→ **Exercise goal**: In the following material, identify every line holding the string "Final" and return it.

→ **Records shown**:
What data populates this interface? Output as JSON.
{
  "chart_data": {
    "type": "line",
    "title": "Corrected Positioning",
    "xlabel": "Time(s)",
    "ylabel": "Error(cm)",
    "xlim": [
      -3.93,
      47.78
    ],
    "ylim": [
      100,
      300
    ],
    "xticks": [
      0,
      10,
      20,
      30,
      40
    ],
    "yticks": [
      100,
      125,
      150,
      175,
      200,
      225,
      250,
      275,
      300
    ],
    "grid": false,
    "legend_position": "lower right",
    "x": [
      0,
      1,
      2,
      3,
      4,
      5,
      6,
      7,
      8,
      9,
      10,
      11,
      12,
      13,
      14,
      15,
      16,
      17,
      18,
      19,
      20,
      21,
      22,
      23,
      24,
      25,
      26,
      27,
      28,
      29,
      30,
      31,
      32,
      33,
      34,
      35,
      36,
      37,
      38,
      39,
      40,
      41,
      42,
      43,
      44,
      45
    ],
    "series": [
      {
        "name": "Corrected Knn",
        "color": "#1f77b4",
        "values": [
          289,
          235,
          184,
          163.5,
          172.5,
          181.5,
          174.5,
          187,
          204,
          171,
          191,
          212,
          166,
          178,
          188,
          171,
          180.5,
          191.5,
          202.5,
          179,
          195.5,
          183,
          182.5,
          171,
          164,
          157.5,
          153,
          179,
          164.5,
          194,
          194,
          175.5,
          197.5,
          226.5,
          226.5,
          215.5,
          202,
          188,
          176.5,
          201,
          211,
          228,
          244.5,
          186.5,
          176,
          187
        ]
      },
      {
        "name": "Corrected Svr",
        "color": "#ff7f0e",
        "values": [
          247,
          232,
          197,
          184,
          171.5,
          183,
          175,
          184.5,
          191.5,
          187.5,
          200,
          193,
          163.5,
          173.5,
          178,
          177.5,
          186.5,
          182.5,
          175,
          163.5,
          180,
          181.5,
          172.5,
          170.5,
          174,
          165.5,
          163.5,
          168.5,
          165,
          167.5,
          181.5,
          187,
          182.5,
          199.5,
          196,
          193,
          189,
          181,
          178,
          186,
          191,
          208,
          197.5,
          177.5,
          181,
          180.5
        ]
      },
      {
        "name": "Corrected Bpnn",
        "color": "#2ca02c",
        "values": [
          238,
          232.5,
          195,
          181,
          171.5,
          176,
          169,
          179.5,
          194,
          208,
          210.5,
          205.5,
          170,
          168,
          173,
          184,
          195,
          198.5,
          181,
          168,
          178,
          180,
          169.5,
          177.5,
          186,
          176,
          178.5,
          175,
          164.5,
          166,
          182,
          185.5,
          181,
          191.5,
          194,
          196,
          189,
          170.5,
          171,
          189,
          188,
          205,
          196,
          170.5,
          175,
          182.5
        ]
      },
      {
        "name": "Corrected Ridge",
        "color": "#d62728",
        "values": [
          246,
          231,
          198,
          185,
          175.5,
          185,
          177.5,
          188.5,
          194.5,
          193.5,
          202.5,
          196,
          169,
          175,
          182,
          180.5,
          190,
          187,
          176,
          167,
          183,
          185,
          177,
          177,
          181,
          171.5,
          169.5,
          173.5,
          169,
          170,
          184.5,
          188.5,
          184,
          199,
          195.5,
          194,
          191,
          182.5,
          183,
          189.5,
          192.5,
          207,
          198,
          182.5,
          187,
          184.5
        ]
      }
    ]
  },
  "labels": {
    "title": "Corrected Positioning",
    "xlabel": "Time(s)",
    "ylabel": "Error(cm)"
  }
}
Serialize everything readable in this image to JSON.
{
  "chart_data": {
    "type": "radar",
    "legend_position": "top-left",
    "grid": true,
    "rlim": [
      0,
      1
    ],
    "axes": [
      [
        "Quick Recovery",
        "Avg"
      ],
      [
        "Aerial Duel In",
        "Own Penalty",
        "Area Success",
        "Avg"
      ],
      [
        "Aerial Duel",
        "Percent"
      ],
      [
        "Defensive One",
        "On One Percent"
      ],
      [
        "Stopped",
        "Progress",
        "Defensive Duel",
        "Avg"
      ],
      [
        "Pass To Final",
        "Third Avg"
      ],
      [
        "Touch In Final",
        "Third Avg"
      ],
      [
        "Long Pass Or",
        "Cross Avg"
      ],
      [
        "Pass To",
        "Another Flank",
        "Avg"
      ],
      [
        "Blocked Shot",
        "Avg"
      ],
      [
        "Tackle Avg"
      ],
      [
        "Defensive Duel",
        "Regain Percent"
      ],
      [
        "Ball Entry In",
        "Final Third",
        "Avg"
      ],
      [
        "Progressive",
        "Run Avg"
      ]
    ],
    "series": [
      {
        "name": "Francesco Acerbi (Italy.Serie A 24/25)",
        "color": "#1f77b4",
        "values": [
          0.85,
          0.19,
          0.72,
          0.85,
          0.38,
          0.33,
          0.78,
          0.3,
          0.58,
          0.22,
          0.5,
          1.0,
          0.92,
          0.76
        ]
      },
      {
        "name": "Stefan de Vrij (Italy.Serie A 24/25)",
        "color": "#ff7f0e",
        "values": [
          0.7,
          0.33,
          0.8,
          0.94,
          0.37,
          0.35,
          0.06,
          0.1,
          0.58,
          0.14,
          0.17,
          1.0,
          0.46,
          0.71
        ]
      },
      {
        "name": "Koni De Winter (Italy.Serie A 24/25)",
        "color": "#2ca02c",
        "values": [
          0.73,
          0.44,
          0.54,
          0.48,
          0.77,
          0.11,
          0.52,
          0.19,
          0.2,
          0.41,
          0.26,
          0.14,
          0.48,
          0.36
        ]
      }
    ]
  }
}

→ **Response**:
        "Pass To Final",
        "Touch In Final",
        "Final Third",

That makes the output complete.